_Written exercise_.
Copy all the entries word for word, but omit the pictures.

--- Task inputs ---

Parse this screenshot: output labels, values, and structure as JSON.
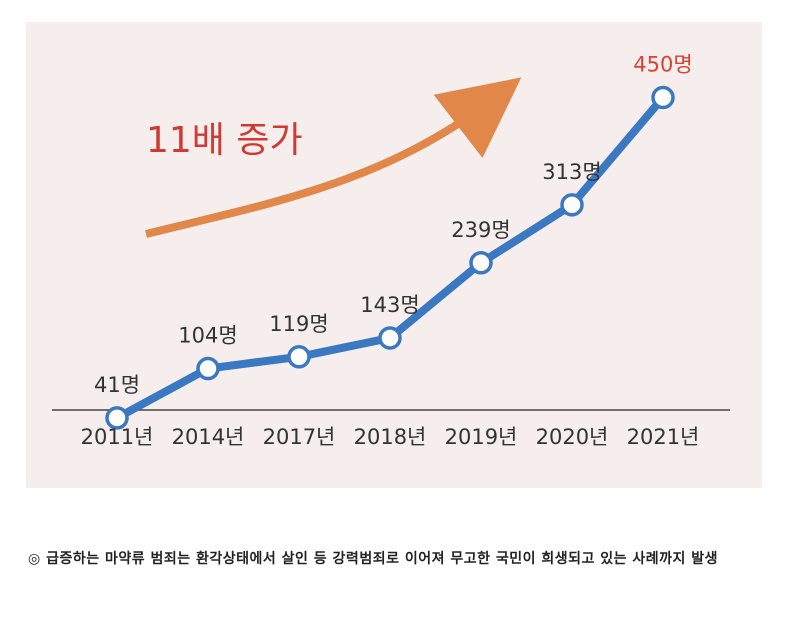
{
  "chart_data": {
    "type": "line",
    "categories": [
      "2011년",
      "2014년",
      "2017년",
      "2018년",
      "2019년",
      "2020년",
      "2021년"
    ],
    "values": [
      41,
      104,
      119,
      143,
      239,
      313,
      450
    ],
    "data_labels": [
      "41명",
      "104명",
      "119명",
      "143명",
      "239명",
      "313명",
      "450명"
    ],
    "annotation": "11배 증가",
    "ylim": [
      0,
      480
    ],
    "grid": false,
    "colors": {
      "line": "#3a78c2",
      "marker_fill": "#ffffff",
      "arrow": "#e2874a",
      "annotation": "#cf3b34",
      "highlight_label": "#d94036",
      "label": "#333333",
      "axis": "#444444",
      "background": "#f5eeec"
    }
  },
  "caption": "◎ 급증하는 마약류 범죄는 환각상태에서 살인 등 강력범죄로 이어져 무고한 국민이 희생되고 있는 사례까지 발생"
}
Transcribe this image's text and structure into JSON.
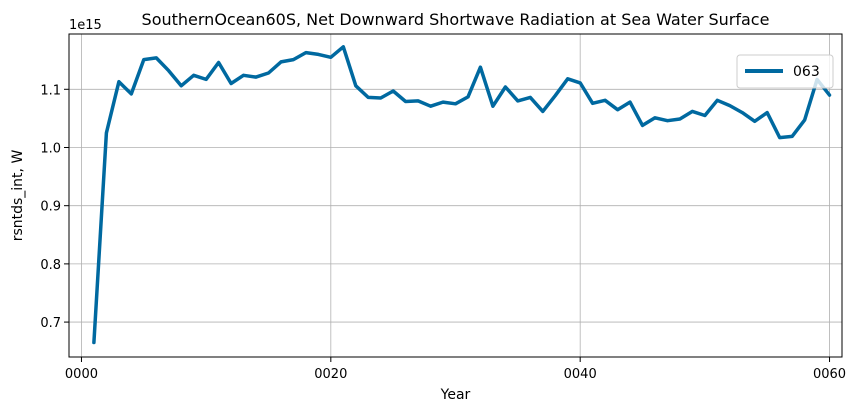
{
  "chart_data": {
    "type": "line",
    "title": "SouthernOcean60S, Net Downward Shortwave Radiation at Sea Water Surface",
    "xlabel": "Year",
    "ylabel": "rsntds_int, W",
    "y_offset_label": "1e15",
    "xlim": [
      -1,
      61
    ],
    "ylim": [
      0.64,
      1.195
    ],
    "x_ticks": [
      0,
      20,
      40,
      60
    ],
    "x_tick_labels": [
      "0000",
      "0020",
      "0040",
      "0060"
    ],
    "y_ticks": [
      0.7,
      0.8,
      0.9,
      1.0,
      1.1
    ],
    "y_tick_labels": [
      "0.7",
      "0.8",
      "0.9",
      "1.0",
      "1.1"
    ],
    "grid": true,
    "legend_position": "top-right",
    "series": [
      {
        "name": "063",
        "color": "#0069a0",
        "x": [
          1,
          2,
          3,
          4,
          5,
          6,
          7,
          8,
          9,
          10,
          11,
          12,
          13,
          14,
          15,
          16,
          17,
          18,
          19,
          20,
          21,
          22,
          23,
          24,
          25,
          26,
          27,
          28,
          29,
          30,
          31,
          32,
          33,
          34,
          35,
          36,
          37,
          38,
          39,
          40,
          41,
          42,
          43,
          44,
          45,
          46,
          47,
          48,
          49,
          50,
          51,
          52,
          53,
          54,
          55,
          56,
          57,
          58,
          59,
          60
        ],
        "values": [
          0.665,
          1.025,
          1.113,
          1.092,
          1.151,
          1.154,
          1.132,
          1.106,
          1.124,
          1.117,
          1.146,
          1.11,
          1.124,
          1.121,
          1.128,
          1.147,
          1.151,
          1.163,
          1.16,
          1.155,
          1.173,
          1.106,
          1.086,
          1.085,
          1.097,
          1.079,
          1.08,
          1.071,
          1.078,
          1.075,
          1.087,
          1.138,
          1.071,
          1.104,
          1.08,
          1.086,
          1.062,
          1.089,
          1.118,
          1.111,
          1.076,
          1.081,
          1.065,
          1.078,
          1.038,
          1.051,
          1.046,
          1.049,
          1.062,
          1.055,
          1.081,
          1.072,
          1.06,
          1.045,
          1.06,
          1.017,
          1.019,
          1.047,
          1.117,
          1.09
        ]
      }
    ]
  }
}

---

_Output of the exercise_.
Parse this screenshot: output labels, values, and structure as JSON.
{
  "chart_data": {
    "type": "line",
    "categories": [
      "2011년",
      "2014년",
      "2017년",
      "2018년",
      "2019년",
      "2020년",
      "2021년"
    ],
    "values": [
      41,
      104,
      119,
      143,
      239,
      313,
      450
    ],
    "data_labels": [
      "41명",
      "104명",
      "119명",
      "143명",
      "239명",
      "313명",
      "450명"
    ],
    "annotation": "11배 증가",
    "ylim": [
      0,
      480
    ],
    "grid": false,
    "colors": {
      "line": "#3a78c2",
      "marker_fill": "#ffffff",
      "arrow": "#e2874a",
      "annotation": "#cf3b34",
      "highlight_label": "#d94036",
      "label": "#333333",
      "axis": "#444444",
      "background": "#f5eeec"
    }
  },
  "caption": "◎ 급증하는 마약류 범죄는 환각상태에서 살인 등 강력범죄로 이어져 무고한 국민이 희생되고 있는 사례까지 발생"
}
Transcribe this image's text and structure into JSON.
{
  "chart_data": {
    "type": "line",
    "title": "SouthernOcean60S, Net Downward Shortwave Radiation at Sea Water Surface",
    "xlabel": "Year",
    "ylabel": "rsntds_int, W",
    "y_offset_label": "1e15",
    "xlim": [
      -1,
      61
    ],
    "ylim": [
      0.64,
      1.195
    ],
    "x_ticks": [
      0,
      20,
      40,
      60
    ],
    "x_tick_labels": [
      "0000",
      "0020",
      "0040",
      "0060"
    ],
    "y_ticks": [
      0.7,
      0.8,
      0.9,
      1.0,
      1.1
    ],
    "y_tick_labels": [
      "0.7",
      "0.8",
      "0.9",
      "1.0",
      "1.1"
    ],
    "grid": true,
    "legend_position": "top-right",
    "series": [
      {
        "name": "063",
        "color": "#0069a0",
        "x": [
          1,
          2,
          3,
          4,
          5,
          6,
          7,
          8,
          9,
          10,
          11,
          12,
          13,
          14,
          15,
          16,
          17,
          18,
          19,
          20,
          21,
          22,
          23,
          24,
          25,
          26,
          27,
          28,
          29,
          30,
          31,
          32,
          33,
          34,
          35,
          36,
          37,
          38,
          39,
          40,
          41,
          42,
          43,
          44,
          45,
          46,
          47,
          48,
          49,
          50,
          51,
          52,
          53,
          54,
          55,
          56,
          57,
          58,
          59,
          60
        ],
        "values": [
          0.665,
          1.025,
          1.113,
          1.092,
          1.151,
          1.154,
          1.132,
          1.106,
          1.124,
          1.117,
          1.146,
          1.11,
          1.124,
          1.121,
          1.128,
          1.147,
          1.151,
          1.163,
          1.16,
          1.155,
          1.173,
          1.106,
          1.086,
          1.085,
          1.097,
          1.079,
          1.08,
          1.071,
          1.078,
          1.075,
          1.087,
          1.138,
          1.071,
          1.104,
          1.08,
          1.086,
          1.062,
          1.089,
          1.118,
          1.111,
          1.076,
          1.081,
          1.065,
          1.078,
          1.038,
          1.051,
          1.046,
          1.049,
          1.062,
          1.055,
          1.081,
          1.072,
          1.06,
          1.045,
          1.06,
          1.017,
          1.019,
          1.047,
          1.117,
          1.09
        ]
      }
    ]
  }
}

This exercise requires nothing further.